# EXERCISE
Using the material below, copy every line where "Tsai" appears.

# Stored records

= = = = = = =

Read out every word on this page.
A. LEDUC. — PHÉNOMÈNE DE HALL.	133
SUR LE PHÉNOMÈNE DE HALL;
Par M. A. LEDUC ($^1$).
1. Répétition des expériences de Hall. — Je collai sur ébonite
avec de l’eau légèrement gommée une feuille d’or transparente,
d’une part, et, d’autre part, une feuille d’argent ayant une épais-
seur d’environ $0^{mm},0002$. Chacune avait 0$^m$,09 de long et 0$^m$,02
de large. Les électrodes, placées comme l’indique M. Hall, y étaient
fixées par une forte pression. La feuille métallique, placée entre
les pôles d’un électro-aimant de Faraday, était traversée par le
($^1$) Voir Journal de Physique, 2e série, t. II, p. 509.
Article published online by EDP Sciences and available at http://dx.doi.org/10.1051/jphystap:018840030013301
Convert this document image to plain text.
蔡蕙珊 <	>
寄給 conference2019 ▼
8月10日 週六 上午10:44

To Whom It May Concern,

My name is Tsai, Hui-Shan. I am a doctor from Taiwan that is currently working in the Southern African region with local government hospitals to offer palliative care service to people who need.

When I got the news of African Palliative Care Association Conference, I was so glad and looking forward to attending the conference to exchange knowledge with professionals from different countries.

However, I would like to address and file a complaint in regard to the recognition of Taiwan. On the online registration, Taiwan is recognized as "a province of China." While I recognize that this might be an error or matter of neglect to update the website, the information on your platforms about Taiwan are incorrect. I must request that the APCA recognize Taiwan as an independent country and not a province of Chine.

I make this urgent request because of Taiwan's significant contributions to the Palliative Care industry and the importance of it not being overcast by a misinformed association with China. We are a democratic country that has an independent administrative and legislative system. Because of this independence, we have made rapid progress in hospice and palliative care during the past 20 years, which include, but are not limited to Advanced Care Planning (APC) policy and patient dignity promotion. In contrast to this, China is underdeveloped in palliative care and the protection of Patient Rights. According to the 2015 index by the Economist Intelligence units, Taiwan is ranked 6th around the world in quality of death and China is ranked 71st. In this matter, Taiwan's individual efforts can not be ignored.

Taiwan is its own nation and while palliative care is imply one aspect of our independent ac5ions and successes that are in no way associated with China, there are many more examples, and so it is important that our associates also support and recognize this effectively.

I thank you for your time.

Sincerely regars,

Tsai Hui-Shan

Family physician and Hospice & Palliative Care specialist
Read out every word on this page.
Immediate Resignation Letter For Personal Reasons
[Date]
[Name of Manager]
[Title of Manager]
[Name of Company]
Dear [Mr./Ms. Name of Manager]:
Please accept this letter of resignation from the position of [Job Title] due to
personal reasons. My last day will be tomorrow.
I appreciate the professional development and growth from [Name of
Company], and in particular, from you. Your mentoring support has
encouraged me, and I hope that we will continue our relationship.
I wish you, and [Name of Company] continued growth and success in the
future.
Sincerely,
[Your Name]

= = = = = = =

# ANSWER TO THIS PROBLEM
My name is Tsai, Hui-Shan. I am a doctor from Taiwan that is currently working in the Southern African region with local government hospitals to offer palliative care service to people who need.
Tsai Hui-Shan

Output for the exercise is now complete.